**Goal**. Go through the listing below and list every line with "title".

**Task inputs**.
____

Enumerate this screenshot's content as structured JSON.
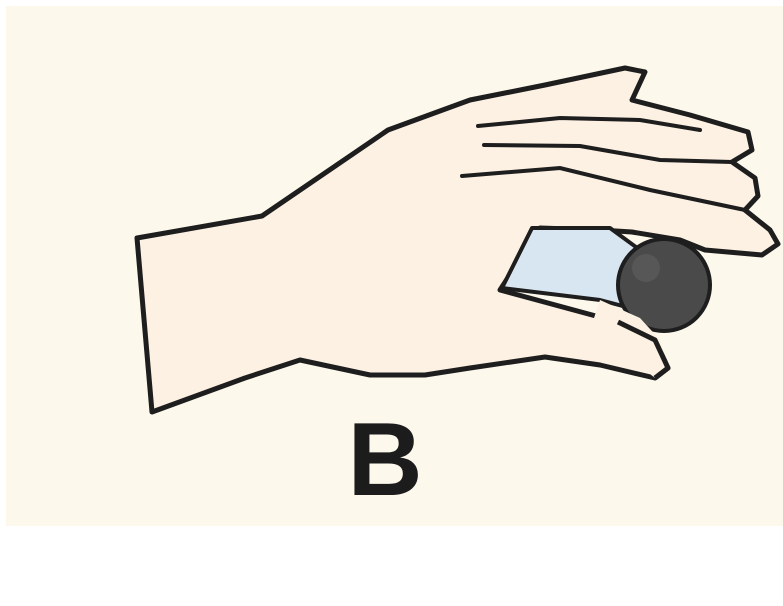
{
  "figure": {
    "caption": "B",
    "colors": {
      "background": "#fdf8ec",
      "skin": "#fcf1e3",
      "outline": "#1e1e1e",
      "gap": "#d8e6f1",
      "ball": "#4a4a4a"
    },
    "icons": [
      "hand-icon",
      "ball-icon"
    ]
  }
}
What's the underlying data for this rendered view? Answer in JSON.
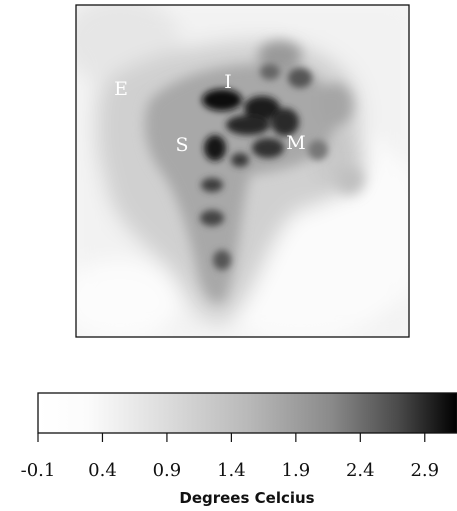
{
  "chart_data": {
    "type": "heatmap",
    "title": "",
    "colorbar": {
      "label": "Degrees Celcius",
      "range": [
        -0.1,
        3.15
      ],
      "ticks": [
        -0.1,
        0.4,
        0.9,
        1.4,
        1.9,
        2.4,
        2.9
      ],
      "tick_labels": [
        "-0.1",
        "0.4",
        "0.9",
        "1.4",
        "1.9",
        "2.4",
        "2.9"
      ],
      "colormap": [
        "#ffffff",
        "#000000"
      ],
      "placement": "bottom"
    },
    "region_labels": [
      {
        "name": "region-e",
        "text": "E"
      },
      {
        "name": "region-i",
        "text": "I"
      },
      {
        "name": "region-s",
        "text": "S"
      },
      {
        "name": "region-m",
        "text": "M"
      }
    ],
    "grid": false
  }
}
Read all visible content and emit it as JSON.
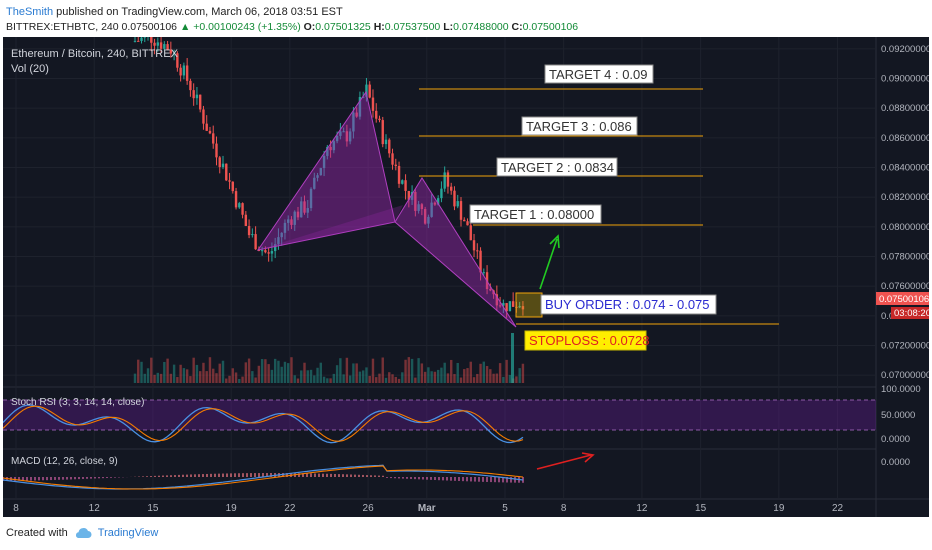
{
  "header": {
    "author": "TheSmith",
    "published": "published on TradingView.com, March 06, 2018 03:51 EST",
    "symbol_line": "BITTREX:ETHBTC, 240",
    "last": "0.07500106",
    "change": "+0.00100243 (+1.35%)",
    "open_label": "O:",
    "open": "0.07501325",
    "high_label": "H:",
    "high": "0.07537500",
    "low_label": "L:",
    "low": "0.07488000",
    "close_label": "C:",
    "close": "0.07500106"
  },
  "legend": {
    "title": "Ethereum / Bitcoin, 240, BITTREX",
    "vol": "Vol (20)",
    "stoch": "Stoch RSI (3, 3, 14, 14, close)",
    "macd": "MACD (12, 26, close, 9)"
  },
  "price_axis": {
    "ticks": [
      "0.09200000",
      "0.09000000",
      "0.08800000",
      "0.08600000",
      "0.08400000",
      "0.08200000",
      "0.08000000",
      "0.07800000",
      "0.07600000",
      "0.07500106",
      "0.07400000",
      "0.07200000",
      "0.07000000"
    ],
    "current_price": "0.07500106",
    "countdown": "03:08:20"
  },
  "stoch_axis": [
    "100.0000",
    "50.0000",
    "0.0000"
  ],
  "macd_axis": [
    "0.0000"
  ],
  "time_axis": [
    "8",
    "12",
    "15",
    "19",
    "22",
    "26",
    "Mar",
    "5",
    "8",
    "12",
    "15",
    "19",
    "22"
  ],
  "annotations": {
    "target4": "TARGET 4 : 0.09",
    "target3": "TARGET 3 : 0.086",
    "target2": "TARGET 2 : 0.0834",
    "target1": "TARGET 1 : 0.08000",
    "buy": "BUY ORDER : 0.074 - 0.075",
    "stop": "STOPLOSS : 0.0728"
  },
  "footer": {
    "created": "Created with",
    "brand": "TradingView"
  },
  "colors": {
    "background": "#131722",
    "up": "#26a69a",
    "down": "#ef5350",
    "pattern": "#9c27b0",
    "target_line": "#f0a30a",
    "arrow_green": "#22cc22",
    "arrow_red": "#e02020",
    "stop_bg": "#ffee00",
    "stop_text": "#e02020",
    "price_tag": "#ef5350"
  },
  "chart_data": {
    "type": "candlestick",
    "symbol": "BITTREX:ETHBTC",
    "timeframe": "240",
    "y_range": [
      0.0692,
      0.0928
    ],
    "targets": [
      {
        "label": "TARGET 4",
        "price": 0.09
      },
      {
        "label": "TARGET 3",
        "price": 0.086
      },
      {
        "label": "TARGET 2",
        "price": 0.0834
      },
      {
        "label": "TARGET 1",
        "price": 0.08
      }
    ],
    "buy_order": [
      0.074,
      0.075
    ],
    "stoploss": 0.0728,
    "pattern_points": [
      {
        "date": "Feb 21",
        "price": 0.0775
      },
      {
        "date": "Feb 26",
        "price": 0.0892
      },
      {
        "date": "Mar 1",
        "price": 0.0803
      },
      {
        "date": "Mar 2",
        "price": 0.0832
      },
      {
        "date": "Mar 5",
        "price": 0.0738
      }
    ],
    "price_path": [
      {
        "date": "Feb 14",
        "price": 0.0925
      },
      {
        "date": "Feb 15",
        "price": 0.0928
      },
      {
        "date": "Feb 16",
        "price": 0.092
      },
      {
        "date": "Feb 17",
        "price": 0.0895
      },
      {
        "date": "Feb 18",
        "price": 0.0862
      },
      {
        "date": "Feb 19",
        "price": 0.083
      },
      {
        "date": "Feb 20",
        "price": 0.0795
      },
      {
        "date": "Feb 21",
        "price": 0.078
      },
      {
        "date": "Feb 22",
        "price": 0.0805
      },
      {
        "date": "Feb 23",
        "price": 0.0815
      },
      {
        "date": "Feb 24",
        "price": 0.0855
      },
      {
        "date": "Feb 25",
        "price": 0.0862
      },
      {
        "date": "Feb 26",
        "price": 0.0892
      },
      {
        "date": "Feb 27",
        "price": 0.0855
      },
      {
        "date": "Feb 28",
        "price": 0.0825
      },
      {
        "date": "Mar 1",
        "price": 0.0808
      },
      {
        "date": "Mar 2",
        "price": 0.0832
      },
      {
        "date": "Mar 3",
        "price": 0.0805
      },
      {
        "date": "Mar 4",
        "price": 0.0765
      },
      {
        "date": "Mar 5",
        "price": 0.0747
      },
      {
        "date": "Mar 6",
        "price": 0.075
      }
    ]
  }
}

____

**Reply to the task**.
    "title": "",
    "title": "Ethereum / Bitcoin, 240, BITTREX",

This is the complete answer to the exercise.